## Start
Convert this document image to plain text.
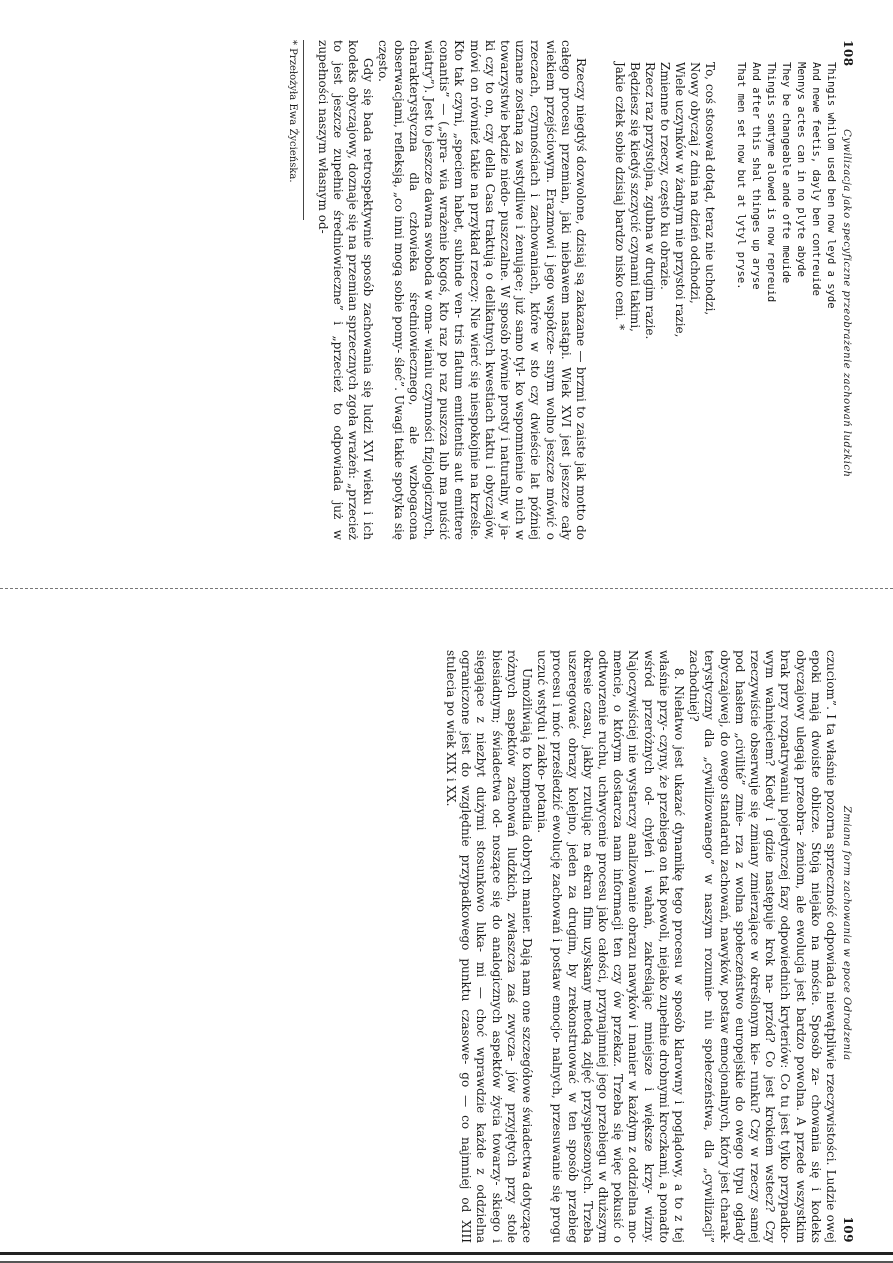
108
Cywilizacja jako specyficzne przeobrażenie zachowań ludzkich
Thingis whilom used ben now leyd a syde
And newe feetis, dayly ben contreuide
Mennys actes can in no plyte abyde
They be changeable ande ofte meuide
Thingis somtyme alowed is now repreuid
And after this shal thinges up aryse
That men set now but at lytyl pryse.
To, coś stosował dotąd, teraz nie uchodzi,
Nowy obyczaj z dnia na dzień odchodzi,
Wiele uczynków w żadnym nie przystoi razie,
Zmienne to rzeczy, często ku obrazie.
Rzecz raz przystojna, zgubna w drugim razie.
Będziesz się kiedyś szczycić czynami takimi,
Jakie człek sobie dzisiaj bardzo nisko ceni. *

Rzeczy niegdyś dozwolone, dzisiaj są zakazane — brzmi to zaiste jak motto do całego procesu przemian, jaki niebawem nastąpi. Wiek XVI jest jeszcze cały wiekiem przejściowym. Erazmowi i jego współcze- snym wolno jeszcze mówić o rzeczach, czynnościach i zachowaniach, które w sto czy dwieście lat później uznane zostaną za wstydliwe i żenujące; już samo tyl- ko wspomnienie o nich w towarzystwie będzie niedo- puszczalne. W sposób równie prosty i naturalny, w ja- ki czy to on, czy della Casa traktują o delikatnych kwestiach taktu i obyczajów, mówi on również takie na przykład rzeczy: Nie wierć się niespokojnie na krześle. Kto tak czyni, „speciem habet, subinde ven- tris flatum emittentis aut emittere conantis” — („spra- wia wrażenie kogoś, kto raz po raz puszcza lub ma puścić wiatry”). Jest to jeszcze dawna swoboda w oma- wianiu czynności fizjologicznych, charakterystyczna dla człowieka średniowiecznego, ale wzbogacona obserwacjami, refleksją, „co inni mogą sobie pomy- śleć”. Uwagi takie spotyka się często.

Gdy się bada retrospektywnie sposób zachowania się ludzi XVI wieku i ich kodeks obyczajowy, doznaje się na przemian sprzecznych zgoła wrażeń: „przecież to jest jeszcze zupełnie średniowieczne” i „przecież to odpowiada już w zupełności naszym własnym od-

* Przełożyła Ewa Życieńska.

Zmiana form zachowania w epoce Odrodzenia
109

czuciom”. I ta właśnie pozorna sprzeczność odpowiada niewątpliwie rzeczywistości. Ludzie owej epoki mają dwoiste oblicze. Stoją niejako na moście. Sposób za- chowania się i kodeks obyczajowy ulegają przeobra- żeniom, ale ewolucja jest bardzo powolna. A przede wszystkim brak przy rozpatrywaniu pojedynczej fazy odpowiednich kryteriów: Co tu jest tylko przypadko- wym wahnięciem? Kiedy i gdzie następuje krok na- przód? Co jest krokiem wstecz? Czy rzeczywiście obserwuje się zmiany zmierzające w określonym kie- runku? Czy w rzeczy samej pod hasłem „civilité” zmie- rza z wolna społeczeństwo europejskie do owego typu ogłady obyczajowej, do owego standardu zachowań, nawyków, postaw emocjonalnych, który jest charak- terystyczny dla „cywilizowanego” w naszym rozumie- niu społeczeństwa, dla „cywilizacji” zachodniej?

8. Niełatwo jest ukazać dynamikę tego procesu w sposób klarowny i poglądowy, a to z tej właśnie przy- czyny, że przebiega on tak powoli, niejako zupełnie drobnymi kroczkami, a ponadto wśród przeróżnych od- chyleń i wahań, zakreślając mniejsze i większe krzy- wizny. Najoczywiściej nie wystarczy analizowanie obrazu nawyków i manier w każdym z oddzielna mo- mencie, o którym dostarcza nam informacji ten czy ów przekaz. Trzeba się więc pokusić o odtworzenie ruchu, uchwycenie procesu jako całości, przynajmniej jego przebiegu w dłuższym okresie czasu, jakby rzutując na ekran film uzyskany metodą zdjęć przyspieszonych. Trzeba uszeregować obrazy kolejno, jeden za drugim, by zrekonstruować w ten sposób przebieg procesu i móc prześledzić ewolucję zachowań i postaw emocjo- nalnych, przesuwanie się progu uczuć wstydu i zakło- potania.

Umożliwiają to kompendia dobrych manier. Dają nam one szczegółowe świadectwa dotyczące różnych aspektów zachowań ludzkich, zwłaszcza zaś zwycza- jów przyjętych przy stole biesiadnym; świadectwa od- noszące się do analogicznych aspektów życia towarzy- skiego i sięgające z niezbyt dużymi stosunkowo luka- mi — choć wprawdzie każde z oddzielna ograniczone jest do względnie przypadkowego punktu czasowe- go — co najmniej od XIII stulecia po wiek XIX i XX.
## End
## Start
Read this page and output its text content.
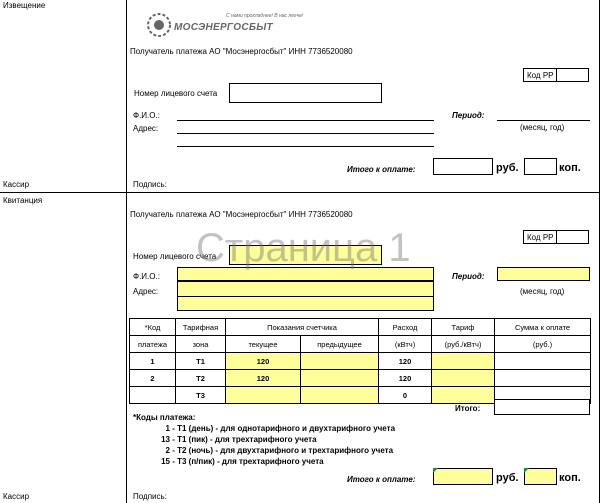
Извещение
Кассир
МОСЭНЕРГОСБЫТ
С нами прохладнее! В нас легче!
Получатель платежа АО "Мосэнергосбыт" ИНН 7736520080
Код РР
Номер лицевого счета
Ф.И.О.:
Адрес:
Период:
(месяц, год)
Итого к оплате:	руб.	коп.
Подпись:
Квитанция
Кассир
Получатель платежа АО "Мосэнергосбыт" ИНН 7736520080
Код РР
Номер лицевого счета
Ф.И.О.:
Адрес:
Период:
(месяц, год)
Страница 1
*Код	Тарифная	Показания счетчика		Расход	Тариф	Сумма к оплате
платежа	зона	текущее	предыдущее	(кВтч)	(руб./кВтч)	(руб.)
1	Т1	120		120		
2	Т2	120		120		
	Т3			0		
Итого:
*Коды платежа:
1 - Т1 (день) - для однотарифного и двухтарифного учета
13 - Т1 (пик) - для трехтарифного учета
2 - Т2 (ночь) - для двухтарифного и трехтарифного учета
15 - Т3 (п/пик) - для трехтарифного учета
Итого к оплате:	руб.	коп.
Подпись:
## End
In the listing above, how many lines hold the word "двухтарифного"? Give the number and nothing more.

2